# START OF INFORMATION PROVIDED

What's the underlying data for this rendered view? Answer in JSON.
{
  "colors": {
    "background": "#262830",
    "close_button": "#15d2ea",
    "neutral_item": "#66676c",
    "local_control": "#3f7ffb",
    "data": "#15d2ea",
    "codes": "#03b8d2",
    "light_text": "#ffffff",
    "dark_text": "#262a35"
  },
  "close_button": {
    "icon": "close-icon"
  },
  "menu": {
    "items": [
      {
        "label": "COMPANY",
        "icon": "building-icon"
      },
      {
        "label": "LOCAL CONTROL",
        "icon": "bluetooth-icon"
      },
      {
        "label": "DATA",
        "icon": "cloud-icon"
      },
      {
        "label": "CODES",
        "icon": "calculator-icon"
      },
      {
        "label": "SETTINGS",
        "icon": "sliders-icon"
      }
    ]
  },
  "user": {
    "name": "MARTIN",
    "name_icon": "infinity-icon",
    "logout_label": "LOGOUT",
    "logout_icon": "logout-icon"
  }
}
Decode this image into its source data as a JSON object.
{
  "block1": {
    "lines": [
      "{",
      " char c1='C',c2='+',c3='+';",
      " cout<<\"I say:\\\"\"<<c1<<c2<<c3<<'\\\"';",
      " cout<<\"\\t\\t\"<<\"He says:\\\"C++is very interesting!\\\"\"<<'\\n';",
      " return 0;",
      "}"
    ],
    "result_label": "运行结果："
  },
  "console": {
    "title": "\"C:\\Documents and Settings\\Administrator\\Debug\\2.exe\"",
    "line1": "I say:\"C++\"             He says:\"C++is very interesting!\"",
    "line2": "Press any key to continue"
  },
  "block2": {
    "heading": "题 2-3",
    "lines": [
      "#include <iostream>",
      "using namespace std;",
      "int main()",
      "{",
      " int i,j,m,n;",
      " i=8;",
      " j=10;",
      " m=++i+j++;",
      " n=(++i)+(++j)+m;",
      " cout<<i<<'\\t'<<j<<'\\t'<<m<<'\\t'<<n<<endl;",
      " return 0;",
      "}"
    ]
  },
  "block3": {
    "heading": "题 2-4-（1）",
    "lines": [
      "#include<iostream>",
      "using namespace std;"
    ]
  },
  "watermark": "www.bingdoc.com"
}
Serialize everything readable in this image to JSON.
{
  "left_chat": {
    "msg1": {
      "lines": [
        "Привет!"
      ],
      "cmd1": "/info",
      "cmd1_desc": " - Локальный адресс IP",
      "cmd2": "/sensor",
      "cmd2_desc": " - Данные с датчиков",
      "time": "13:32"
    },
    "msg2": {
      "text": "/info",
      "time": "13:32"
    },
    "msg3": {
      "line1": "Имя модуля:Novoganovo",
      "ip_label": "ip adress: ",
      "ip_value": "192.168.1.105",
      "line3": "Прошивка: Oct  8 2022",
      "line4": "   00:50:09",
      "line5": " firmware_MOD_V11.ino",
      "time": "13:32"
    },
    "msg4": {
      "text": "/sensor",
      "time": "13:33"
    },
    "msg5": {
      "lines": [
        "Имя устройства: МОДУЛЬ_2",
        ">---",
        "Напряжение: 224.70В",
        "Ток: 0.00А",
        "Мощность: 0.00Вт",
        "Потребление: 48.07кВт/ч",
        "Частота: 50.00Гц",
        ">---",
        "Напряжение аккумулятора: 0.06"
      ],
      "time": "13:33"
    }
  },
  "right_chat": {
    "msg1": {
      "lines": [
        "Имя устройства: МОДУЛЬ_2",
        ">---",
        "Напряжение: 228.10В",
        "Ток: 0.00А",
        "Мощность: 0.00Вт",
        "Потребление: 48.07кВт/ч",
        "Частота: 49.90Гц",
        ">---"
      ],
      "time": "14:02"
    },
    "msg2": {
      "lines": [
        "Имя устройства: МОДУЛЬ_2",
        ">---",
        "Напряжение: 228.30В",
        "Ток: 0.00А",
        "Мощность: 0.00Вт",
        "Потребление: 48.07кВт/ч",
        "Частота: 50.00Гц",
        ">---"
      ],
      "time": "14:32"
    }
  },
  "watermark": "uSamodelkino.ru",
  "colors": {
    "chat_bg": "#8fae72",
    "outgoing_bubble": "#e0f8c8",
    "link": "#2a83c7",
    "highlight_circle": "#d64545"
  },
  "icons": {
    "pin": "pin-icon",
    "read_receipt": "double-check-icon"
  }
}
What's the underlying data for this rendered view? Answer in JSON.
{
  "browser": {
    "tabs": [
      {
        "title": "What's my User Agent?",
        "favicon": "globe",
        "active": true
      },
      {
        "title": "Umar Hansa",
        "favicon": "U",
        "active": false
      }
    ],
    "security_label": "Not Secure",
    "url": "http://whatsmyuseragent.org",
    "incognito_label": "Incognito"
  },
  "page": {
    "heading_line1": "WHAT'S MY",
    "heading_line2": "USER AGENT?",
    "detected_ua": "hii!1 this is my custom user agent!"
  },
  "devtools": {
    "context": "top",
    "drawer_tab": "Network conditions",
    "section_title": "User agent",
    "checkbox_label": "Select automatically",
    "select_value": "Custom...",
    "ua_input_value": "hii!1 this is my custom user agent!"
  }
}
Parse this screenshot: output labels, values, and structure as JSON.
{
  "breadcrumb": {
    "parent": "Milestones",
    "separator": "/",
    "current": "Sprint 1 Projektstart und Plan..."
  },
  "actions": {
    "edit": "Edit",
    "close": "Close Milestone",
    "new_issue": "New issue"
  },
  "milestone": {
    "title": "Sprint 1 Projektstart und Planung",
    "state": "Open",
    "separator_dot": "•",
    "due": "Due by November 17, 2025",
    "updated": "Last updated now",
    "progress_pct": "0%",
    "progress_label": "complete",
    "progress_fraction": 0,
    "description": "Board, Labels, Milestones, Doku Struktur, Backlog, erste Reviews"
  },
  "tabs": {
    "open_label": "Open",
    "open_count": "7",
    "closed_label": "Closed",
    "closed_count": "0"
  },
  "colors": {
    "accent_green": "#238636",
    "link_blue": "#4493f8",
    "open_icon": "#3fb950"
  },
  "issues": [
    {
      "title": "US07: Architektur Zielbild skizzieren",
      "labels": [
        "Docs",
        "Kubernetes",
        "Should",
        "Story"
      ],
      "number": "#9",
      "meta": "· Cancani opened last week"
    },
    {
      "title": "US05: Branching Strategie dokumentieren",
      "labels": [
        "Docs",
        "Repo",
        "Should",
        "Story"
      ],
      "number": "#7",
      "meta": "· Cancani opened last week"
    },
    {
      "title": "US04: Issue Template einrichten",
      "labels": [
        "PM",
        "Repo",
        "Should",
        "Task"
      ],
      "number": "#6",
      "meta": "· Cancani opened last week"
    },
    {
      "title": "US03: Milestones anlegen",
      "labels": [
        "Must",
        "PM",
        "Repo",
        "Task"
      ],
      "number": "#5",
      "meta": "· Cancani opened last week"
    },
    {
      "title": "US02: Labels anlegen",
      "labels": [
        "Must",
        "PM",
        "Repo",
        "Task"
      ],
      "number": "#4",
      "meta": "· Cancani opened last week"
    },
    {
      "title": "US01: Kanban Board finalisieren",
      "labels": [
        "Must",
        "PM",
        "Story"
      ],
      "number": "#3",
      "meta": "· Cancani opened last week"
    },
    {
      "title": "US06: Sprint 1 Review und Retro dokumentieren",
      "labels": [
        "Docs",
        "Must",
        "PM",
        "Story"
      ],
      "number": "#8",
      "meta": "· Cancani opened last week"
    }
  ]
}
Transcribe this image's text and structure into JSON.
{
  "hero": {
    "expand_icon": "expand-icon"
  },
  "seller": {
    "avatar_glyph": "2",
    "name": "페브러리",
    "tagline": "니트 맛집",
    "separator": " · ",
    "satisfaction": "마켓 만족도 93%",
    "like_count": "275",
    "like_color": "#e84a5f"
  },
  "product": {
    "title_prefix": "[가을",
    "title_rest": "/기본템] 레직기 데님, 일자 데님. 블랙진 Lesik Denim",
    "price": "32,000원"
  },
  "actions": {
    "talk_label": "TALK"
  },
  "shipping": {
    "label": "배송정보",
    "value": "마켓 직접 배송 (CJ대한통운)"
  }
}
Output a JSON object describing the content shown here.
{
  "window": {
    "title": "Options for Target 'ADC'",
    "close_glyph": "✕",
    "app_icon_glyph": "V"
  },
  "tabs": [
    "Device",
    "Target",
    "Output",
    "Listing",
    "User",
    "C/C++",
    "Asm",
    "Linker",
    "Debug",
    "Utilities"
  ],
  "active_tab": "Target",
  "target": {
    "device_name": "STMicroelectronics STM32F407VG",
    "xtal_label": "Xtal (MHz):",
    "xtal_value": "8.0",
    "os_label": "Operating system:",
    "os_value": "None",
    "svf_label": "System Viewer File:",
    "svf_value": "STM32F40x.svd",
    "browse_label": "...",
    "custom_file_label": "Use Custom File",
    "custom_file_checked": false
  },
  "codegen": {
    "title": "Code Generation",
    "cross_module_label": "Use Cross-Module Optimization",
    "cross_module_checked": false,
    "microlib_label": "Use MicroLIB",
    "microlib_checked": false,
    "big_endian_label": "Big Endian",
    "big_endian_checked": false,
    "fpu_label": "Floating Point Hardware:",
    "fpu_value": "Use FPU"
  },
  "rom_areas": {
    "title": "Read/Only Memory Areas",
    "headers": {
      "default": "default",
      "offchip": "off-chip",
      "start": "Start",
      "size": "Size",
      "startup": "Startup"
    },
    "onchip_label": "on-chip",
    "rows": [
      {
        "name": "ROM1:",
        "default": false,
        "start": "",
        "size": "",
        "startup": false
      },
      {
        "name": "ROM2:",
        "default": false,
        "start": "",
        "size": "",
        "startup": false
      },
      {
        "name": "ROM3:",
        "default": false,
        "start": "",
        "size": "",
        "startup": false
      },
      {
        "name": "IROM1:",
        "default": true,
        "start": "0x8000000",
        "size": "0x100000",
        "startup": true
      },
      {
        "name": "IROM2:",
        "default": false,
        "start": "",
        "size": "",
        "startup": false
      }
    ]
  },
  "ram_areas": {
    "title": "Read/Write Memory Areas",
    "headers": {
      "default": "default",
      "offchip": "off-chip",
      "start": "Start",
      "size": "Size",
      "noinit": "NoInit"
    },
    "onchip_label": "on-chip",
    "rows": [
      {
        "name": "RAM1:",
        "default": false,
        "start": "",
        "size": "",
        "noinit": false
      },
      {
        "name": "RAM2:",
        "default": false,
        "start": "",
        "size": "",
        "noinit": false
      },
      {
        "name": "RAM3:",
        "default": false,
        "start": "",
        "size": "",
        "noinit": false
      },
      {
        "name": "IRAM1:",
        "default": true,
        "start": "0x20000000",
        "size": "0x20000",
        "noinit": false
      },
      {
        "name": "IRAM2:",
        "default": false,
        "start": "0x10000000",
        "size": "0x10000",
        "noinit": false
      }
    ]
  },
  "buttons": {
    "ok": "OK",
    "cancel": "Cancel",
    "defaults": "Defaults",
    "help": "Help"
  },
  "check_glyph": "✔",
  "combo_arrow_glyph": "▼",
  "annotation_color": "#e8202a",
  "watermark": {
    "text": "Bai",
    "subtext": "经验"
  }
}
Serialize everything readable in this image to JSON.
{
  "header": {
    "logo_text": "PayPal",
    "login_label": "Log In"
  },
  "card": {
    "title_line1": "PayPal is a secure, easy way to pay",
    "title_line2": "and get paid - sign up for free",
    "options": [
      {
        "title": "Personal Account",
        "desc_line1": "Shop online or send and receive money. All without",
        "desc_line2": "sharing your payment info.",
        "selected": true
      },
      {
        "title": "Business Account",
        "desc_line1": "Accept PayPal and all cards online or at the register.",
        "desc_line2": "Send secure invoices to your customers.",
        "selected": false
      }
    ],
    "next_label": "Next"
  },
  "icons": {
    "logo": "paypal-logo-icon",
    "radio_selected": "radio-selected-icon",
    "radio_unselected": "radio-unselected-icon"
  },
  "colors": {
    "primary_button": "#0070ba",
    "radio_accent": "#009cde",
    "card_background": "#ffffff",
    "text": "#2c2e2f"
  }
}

# END OF INFORMATION PROVIDED

■ **SET PROBLEM**:
Search the records for the word "your". Copy every line that has it.

■ **FINISHED ANSWER**:
        "desc_line2": "sharing your payment info.",
        "desc_line2": "Send secure invoices to your customers.",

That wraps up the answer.